GIVEN PROBLEM — Transcribe the records that follow, preserving every word.

::: DATA FOR THIS EXERCISE :::

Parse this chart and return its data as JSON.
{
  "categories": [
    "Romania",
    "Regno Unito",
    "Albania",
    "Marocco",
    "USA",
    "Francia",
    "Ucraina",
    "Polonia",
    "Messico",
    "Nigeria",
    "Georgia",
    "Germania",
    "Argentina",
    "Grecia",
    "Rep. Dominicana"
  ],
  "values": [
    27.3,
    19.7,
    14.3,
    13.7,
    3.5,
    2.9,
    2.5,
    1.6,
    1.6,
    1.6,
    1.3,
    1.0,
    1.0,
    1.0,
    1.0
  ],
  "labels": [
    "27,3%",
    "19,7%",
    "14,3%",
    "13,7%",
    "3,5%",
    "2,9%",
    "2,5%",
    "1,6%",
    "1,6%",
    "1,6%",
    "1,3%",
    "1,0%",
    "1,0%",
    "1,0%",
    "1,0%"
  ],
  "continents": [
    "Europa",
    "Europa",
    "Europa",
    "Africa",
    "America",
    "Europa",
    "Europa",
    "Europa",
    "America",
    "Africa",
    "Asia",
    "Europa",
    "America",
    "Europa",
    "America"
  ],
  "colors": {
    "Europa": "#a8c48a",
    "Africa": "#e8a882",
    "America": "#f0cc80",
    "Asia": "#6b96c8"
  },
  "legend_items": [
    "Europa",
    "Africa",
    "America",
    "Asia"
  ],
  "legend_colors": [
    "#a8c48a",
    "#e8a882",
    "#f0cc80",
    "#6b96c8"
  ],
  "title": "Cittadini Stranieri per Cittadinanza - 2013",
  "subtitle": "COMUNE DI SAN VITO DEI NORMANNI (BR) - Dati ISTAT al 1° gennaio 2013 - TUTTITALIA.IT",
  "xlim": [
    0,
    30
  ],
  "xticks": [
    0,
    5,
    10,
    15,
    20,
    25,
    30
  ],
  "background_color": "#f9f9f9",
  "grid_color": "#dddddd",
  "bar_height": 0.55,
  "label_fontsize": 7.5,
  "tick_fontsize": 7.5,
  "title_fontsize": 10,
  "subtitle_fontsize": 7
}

:::

TASK SOLUTION —
Parse this chart and return its data as JSON.
{
  "categories": [
    "Romania",
    "Regno Unito",
    "Albania",
    "Marocco",
    "USA",
    "Francia",
    "Ucraina",
    "Polonia",
    "Messico",
    "Nigeria",
    "Georgia",
    "Germania",
    "Argentina",
    "Grecia",
    "Rep. Dominicana"
  ],
  "values": [
    27.3,
    19.7,
    14.3,
    13.7,
    3.5,
    2.9,
    2.5,
    1.6,
    1.6,
    1.6,
    1.3,
    1.0,
    1.0,
    1.0,
    1.0
  ],
  "labels": [
    "27,3%",
    "19,7%",
    "14,3%",
    "13,7%",
    "3,5%",
    "2,9%",
    "2,5%",
    "1,6%",
    "1,6%",
    "1,6%",
    "1,3%",
    "1,0%",
    "1,0%",
    "1,0%",
    "1,0%"
  ],
  "continents": [
    "Europa",
    "Europa",
    "Europa",
    "Africa",
    "America",
    "Europa",
    "Europa",
    "Europa",
    "America",
    "Africa",
    "Asia",
    "Europa",
    "America",
    "Europa",
    "America"
  ],
  "colors": {
    "Europa": "#a8c48a",
    "Africa": "#e8a882",
    "America": "#f0cc80",
    "Asia": "#6b96c8"
  },
  "legend_items": [
    "Europa",
    "Africa",
    "America",
    "Asia"
  ],
  "legend_colors": [
    "#a8c48a",
    "#e8a882",
    "#f0cc80",
    "#6b96c8"
  ],
  "title": "Cittadini Stranieri per Cittadinanza - 2013",
  "subtitle": "COMUNE DI SAN VITO DEI NORMANNI (BR) - Dati ISTAT al 1° gennaio 2013 - TUTTITALIA.IT",
  "xlim": [
    0,
    30
  ],
  "xticks": [
    0,
    5,
    10,
    15,
    20,
    25,
    30
  ],
  "background_color": "#f9f9f9",
  "grid_color": "#dddddd",
  "bar_height": 0.55,
  "label_fontsize": 7.5,
  "tick_fontsize": 7.5,
  "title_fontsize": 10,
  "subtitle_fontsize": 7
}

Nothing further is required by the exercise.